Exercise directions:
Reproduce all the entries exactly and keep the pictures out.

Data lines:
--- Begin ---
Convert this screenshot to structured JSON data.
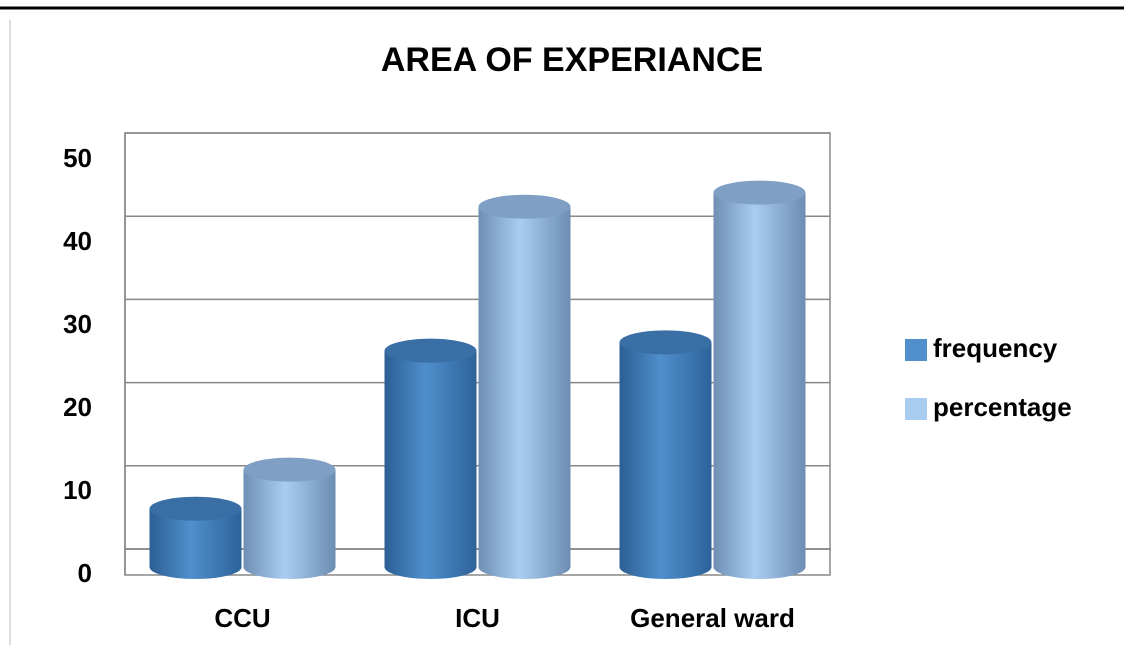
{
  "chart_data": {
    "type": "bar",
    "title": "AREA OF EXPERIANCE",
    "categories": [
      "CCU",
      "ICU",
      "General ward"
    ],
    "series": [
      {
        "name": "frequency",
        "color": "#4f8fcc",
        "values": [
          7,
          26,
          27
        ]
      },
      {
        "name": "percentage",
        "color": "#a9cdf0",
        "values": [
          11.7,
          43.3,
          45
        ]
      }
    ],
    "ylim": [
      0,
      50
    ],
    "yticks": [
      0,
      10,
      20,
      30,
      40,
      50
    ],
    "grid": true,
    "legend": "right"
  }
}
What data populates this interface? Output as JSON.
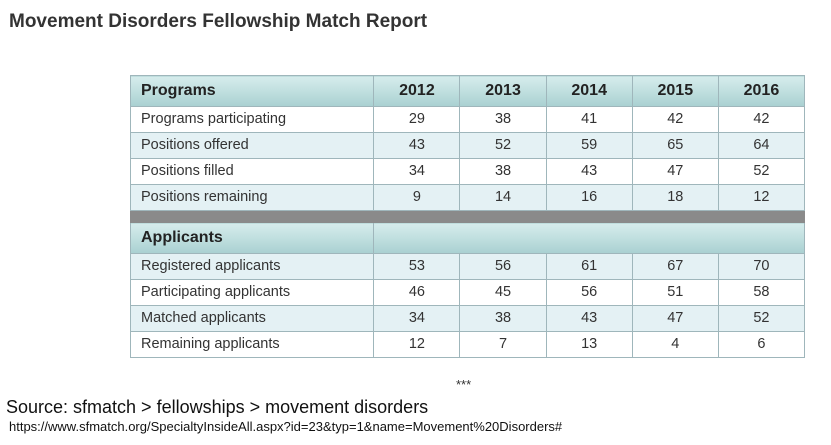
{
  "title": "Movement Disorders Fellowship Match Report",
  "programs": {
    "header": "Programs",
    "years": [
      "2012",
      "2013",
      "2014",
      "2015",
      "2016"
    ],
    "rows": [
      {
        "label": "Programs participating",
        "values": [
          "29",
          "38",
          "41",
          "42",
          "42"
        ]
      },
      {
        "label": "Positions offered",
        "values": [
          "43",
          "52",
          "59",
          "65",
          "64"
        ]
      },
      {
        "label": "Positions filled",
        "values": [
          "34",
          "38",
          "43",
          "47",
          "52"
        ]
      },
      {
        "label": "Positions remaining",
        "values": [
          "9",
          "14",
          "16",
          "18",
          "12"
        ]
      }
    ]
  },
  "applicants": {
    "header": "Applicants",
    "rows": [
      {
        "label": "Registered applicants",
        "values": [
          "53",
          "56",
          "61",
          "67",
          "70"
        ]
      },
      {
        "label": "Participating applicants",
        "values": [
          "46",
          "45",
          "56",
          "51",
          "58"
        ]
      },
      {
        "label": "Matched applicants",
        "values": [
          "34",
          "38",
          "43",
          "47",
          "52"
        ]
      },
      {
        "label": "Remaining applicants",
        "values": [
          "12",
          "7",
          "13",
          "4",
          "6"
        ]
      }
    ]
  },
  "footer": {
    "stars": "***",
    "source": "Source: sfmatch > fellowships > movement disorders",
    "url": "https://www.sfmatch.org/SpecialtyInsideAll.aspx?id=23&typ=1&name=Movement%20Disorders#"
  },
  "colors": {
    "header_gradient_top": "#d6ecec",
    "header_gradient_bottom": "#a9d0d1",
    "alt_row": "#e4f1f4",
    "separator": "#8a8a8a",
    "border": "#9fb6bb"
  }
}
--- End ---
Solution to the problem:
Convert this screenshot to structured JSON data.
{
  "chart_data": {
    "type": "bar",
    "title": "AREA OF EXPERIANCE",
    "categories": [
      "CCU",
      "ICU",
      "General ward"
    ],
    "series": [
      {
        "name": "frequency",
        "color": "#4f8fcc",
        "values": [
          7,
          26,
          27
        ]
      },
      {
        "name": "percentage",
        "color": "#a9cdf0",
        "values": [
          11.7,
          43.3,
          45
        ]
      }
    ],
    "ylim": [
      0,
      50
    ],
    "yticks": [
      0,
      10,
      20,
      30,
      40,
      50
    ],
    "grid": true,
    "legend": "right"
  }
}
What data populates this interface? Output as JSON.
{
  "title": "Movement Disorders Fellowship Match Report",
  "programs": {
    "header": "Programs",
    "years": [
      "2012",
      "2013",
      "2014",
      "2015",
      "2016"
    ],
    "rows": [
      {
        "label": "Programs participating",
        "values": [
          "29",
          "38",
          "41",
          "42",
          "42"
        ]
      },
      {
        "label": "Positions offered",
        "values": [
          "43",
          "52",
          "59",
          "65",
          "64"
        ]
      },
      {
        "label": "Positions filled",
        "values": [
          "34",
          "38",
          "43",
          "47",
          "52"
        ]
      },
      {
        "label": "Positions remaining",
        "values": [
          "9",
          "14",
          "16",
          "18",
          "12"
        ]
      }
    ]
  },
  "applicants": {
    "header": "Applicants",
    "rows": [
      {
        "label": "Registered applicants",
        "values": [
          "53",
          "56",
          "61",
          "67",
          "70"
        ]
      },
      {
        "label": "Participating applicants",
        "values": [
          "46",
          "45",
          "56",
          "51",
          "58"
        ]
      },
      {
        "label": "Matched applicants",
        "values": [
          "34",
          "38",
          "43",
          "47",
          "52"
        ]
      },
      {
        "label": "Remaining applicants",
        "values": [
          "12",
          "7",
          "13",
          "4",
          "6"
        ]
      }
    ]
  },
  "footer": {
    "stars": "***",
    "source": "Source: sfmatch > fellowships > movement disorders",
    "url": "https://www.sfmatch.org/SpecialtyInsideAll.aspx?id=23&typ=1&name=Movement%20Disorders#"
  },
  "colors": {
    "header_gradient_top": "#d6ecec",
    "header_gradient_bottom": "#a9d0d1",
    "alt_row": "#e4f1f4",
    "separator": "#8a8a8a",
    "border": "#9fb6bb"
  }
}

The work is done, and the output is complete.